• **GOALS**:
A - Print the part of the Hydro whistleblower article that runs from "She has worked" up to and including "Cambridge in England.".
B - In the Hydro whistleblower article, why wouldn't the consultant discuss her findings or her mismanagement concerns in detail? Answer in one to three sentences.

The whistleblower is a New York-based risk-management consultant, who has been in the field for more than 15 years.
She has worked for large and small utilities and Fortune 500 companies and she served as the chief risk officer for a major East Coast utility company.
She has a masters in applied maths and theoretical physics from the University of Cambridge in England.
The consultant spoke to the Free Press on condition her name and the name of her firm not be used. And, due to non-disclosure agreements signed with Hydro, she would not speak in detail about any of her findings or the exact nature of her mismanagement concerns.
"I am bound by and want to be respectful of those confidentiality provisions," she said.
But she confirmed reports, prepared over several years, outlined in detail how Hydro has miscalculated how much energy is available for Manitobans and for export.
That miscalculation, she believes, could one day lead to blackouts.
Mismanagement may also have cost Hydro more than $1 billion in the last several years, including the $436 million lost in 2003-2004 during a drought, the reports claimed.
Those losses, and the rate increases that followed, did not need to happen, she believes.
And future financial forecasts may be flawed, suggesting Hydro could face bankruptcy as it proceeds with a dam and transmission building plan that will boost the company's long-term debt to $19.4 billion by 2028, according to the PUB.
But Hydro's Brennan said the consultant was simply unable to substantiate her allegations and explain exactly what happened to the $1 billion, exactly why there might be a blackout and how the company ought to fix the problems.
Brennan said he values independent assessments of the company's risk and hasn't tried to quell dissent.

• **Records excerpted from a collection**:

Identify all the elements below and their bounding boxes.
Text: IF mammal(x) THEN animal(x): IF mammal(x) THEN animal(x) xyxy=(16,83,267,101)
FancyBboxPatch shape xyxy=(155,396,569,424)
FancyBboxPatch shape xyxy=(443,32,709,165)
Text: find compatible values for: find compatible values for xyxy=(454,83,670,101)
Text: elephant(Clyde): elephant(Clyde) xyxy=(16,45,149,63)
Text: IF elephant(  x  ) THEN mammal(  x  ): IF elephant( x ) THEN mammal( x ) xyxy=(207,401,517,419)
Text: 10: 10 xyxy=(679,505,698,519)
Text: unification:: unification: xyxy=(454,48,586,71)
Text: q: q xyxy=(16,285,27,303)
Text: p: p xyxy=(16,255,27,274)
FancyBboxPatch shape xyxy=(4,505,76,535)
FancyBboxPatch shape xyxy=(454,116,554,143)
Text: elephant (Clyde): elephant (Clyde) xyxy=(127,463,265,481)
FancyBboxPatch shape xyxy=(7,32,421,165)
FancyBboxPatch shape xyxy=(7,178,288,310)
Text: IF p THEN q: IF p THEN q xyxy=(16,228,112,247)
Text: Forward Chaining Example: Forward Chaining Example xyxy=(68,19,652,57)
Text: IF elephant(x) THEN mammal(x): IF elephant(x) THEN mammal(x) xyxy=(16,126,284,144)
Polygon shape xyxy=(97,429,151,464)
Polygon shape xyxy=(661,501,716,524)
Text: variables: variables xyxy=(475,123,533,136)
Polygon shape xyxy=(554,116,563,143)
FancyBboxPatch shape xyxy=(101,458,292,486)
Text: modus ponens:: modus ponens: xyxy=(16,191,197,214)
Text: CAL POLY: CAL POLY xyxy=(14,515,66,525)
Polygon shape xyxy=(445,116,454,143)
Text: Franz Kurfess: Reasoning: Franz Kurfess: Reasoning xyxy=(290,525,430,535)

• **ANSWERS BY TASK**:
A -
She has worked for large and small utilities and Fortune 500 companies and she served as the chief risk officer for a major East Coast utility company.
She has a masters in applied maths and theoretical physics from the University of Cambridge in England.

B - She had signed non-disclosure agreements with Hydro. She said she was bound by those confidentiality provisions and wanted to be respectful of them.